> PAGE EXTRACT:
━━━

The Journey So Far
Log Dated 28/05/2023
A long long time ago (the early 2000’s for those of you who don’t know what a cassette tape looks like) I was on a family trip to Scotland to visit my Grandparents. It was a pretty standard trip for us. We would drive up or jump on the train, take some day trips to brown sign sites, eat cake, drink tea, take photos and go home for a haggis supper.
This time however, my parents decided to take us to the Falkirk Wheel - an incredible piece of engineering and the most fascinating canal lock I have ever seen. It just so happens that on this particular day, the RYA (Royal Yachting Association) was having a promotional event and giving kids a sailing taster session in little bathtub boats called Optimists. Being the tree climbing, hill rolling, river wading child I was, I was desperate to have a go - and thus began my addiction to water sports.

━━━

> Records from a collection:
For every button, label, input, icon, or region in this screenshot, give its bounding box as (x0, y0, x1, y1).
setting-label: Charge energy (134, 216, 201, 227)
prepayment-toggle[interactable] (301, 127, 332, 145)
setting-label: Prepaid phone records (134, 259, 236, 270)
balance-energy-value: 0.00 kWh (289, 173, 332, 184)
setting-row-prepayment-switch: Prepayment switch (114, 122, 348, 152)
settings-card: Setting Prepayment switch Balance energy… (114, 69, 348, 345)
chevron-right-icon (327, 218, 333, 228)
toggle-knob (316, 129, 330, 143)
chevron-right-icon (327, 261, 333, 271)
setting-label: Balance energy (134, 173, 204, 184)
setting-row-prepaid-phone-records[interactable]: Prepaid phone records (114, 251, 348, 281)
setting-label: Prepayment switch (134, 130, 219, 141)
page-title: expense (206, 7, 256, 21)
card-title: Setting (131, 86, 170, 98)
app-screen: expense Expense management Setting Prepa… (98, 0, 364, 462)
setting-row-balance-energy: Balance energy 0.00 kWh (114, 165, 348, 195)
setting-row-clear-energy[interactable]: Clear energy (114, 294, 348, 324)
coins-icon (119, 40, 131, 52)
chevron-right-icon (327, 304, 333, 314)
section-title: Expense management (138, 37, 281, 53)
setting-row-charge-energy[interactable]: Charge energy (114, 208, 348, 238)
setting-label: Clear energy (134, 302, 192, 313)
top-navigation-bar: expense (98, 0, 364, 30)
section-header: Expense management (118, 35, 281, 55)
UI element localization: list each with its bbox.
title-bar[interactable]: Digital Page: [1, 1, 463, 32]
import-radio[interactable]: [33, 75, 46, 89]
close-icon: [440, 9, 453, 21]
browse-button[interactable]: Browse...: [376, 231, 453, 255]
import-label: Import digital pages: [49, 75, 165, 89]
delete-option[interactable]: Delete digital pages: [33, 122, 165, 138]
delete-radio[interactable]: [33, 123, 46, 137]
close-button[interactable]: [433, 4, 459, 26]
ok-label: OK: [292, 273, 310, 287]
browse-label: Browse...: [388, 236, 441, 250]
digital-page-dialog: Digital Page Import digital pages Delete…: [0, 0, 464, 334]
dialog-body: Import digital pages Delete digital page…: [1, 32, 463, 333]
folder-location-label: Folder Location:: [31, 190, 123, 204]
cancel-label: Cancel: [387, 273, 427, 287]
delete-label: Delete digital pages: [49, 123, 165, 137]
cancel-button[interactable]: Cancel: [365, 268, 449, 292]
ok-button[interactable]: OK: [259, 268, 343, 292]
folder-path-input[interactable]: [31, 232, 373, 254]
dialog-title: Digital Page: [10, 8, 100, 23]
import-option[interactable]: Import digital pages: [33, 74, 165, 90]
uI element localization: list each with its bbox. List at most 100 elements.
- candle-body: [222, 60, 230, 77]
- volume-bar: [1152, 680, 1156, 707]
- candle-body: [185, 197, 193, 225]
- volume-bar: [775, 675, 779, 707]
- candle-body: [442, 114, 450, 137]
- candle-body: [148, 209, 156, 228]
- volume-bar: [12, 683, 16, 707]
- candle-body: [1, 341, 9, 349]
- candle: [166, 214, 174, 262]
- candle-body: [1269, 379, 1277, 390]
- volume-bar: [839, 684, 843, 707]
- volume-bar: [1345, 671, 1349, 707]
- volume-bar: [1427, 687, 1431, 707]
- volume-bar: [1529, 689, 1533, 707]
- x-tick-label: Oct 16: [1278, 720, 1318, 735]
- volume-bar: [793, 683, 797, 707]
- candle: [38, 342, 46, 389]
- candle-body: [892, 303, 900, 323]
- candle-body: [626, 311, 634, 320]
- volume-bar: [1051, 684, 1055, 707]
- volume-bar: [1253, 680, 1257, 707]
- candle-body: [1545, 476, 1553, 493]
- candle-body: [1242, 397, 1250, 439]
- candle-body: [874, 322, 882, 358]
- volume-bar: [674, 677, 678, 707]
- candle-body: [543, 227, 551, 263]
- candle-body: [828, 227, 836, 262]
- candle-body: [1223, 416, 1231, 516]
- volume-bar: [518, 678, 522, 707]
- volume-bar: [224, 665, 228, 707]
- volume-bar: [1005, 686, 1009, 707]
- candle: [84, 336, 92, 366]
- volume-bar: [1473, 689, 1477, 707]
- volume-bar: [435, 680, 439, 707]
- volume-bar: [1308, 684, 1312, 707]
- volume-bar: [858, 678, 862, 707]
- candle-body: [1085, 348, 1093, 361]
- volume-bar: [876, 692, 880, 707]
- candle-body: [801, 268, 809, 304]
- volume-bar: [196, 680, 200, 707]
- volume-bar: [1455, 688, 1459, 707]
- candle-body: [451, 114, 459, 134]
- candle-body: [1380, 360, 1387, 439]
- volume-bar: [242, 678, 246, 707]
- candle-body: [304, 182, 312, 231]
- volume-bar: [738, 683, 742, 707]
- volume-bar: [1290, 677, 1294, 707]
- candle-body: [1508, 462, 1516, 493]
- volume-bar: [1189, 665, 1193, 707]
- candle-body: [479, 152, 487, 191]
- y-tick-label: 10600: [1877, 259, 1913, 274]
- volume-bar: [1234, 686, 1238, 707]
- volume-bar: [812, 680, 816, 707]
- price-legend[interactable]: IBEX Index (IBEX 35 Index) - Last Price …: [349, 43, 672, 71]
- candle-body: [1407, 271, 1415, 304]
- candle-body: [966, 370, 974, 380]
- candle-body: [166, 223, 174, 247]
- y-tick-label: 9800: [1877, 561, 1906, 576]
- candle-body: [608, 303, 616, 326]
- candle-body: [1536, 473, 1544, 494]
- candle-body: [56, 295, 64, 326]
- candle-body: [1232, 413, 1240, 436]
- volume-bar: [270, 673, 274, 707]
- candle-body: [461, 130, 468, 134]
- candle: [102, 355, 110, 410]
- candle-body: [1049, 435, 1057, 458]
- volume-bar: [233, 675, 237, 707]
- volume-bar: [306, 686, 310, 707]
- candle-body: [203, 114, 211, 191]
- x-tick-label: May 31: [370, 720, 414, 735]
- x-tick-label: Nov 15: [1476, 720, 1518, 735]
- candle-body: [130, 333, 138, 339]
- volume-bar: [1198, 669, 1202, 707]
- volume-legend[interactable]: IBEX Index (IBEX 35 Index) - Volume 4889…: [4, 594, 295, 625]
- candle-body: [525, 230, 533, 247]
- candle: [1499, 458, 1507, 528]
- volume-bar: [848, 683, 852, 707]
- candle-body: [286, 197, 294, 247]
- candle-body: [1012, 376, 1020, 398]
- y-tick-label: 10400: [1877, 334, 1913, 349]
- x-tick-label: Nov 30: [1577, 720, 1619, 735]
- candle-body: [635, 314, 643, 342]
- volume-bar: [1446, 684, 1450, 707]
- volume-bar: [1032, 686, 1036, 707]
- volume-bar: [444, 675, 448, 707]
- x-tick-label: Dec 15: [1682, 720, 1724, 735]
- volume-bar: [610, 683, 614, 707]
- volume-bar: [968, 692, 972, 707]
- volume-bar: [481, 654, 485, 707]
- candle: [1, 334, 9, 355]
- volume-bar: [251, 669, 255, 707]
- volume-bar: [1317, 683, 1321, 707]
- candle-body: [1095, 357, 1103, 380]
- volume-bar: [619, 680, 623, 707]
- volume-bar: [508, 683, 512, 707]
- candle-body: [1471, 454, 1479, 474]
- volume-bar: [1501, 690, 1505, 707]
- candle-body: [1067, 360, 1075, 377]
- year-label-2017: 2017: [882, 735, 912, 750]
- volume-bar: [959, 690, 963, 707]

━━━

> REQUIREMENT: Go on with the log about first trying sailing at the Falkirk Wheel, picking up right after its final sentence.

> ANSWER AREA:
Please now picture a retro style camcorder montage: learning to sail, racing, windsurfing, climbing, archery, becoming a teenager, rowing, going through high school, becoming an instructor, finishing school to teach full time. I was outdoors all the time, covered in bruises, cuts and scrapes - and absolutely loving life.
Unfortunately, around the time I started teaching seasonally, an announcement came that Hillingdon Outdoor Activities Centre (the place where I had spent the majority of my childhood having all these adventures and now worked) was due to be knocked down in order to make way for HS2. Everything was on hold for us, including professional advancement, so I started looking for something different.
Enter Ski Instructing.
I had only been skiing a couple of times before. Once as a very young child with my parents and once as a teenager with school. I joined EA Ski + Snowboard, with the intention of going to Big White in Canada for my first season in December 2017. In preparation for this, I took a 3 week trip to BC to visit family and spend some time in Whistler, where I would (hopefully) remember how to do this crazy sport. It was a disaster. My boots were destroying my feet, my mums old goggles fell apart and to top it all off I got stuck halfway down The Saddle with my boyfriend at the time trying to help by simply shouting “just turn!”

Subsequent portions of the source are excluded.